* Begin *
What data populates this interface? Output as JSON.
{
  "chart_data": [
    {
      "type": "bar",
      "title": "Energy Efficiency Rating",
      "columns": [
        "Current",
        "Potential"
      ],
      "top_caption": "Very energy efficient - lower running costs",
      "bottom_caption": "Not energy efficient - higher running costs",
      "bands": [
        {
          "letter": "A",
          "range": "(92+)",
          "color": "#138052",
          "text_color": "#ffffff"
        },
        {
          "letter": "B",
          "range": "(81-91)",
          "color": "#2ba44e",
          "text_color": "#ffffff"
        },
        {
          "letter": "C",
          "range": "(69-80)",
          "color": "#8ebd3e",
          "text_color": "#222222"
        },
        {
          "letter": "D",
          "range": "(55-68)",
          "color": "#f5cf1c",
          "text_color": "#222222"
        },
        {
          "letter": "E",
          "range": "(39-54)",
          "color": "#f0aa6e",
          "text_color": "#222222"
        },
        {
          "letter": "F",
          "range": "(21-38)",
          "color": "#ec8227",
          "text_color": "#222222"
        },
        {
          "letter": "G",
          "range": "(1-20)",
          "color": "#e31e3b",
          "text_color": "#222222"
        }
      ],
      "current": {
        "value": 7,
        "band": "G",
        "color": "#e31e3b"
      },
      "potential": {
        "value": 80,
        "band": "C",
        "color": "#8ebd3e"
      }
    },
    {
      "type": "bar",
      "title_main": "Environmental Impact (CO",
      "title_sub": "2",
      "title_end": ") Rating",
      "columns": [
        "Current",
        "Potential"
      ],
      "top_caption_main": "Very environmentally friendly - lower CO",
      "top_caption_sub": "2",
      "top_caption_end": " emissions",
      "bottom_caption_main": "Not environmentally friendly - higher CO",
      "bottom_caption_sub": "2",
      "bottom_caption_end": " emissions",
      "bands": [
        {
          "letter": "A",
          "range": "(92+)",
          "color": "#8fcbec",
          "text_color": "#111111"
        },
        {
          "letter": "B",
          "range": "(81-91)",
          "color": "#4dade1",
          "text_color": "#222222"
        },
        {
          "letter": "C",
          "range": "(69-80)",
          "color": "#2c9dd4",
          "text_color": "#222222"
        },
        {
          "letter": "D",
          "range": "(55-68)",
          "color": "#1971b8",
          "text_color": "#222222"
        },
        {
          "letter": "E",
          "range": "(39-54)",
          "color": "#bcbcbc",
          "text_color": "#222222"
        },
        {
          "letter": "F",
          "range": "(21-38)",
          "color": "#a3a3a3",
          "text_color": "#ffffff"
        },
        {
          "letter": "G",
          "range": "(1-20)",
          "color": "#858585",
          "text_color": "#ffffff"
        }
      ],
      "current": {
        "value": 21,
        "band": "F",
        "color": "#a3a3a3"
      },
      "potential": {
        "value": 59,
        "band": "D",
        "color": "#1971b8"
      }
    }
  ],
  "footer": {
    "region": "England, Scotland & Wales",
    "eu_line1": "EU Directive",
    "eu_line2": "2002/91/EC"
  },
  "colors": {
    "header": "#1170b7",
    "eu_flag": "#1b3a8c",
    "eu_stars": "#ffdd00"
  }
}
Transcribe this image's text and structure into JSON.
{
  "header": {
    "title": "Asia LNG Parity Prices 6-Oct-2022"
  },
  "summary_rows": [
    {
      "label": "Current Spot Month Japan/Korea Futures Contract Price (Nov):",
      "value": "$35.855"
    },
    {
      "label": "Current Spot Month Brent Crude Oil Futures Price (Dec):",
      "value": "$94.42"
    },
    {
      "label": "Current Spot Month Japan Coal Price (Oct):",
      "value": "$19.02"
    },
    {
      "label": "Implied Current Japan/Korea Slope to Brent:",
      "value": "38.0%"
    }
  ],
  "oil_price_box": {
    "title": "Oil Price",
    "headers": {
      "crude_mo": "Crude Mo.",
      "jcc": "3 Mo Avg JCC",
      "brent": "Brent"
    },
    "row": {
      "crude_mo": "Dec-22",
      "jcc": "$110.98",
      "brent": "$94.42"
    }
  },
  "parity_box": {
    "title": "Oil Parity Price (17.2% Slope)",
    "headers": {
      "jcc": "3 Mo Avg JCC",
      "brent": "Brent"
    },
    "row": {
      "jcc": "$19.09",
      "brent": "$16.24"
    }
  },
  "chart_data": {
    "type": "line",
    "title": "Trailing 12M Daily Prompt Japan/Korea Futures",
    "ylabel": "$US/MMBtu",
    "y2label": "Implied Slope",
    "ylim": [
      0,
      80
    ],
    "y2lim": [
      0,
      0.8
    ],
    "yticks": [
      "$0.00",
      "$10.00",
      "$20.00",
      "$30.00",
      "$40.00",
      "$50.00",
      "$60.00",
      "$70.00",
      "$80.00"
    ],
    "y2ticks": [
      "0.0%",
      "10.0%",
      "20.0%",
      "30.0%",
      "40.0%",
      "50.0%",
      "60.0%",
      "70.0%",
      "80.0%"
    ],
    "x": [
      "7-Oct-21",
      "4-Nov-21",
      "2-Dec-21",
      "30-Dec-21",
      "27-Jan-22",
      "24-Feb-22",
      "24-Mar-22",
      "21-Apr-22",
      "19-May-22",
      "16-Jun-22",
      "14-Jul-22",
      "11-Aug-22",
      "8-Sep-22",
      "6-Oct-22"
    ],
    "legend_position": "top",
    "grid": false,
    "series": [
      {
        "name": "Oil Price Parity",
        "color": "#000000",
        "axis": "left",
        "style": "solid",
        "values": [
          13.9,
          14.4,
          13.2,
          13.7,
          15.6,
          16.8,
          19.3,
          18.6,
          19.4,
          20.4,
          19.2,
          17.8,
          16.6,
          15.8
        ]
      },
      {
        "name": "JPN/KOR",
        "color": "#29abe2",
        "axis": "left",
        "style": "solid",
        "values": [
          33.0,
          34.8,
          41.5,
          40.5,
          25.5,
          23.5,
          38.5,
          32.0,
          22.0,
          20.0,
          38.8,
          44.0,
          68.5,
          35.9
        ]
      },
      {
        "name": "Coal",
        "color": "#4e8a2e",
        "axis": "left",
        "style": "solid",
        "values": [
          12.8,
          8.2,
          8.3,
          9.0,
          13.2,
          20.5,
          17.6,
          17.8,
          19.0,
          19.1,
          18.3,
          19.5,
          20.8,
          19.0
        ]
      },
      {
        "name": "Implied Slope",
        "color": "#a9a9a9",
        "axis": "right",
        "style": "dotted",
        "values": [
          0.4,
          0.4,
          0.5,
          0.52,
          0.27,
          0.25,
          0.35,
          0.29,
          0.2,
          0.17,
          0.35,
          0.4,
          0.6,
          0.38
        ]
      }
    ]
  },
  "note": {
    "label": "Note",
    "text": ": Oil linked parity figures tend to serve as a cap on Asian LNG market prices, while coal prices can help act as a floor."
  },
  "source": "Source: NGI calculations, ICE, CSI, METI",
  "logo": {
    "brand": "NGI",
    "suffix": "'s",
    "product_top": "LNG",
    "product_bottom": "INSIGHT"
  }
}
* End *
● The request
Within the listing above, find every line containing the string "this" and return it.

● Output below
What data populates this interface? Output as JSON.
Transcribe this image's text and structure into JSON.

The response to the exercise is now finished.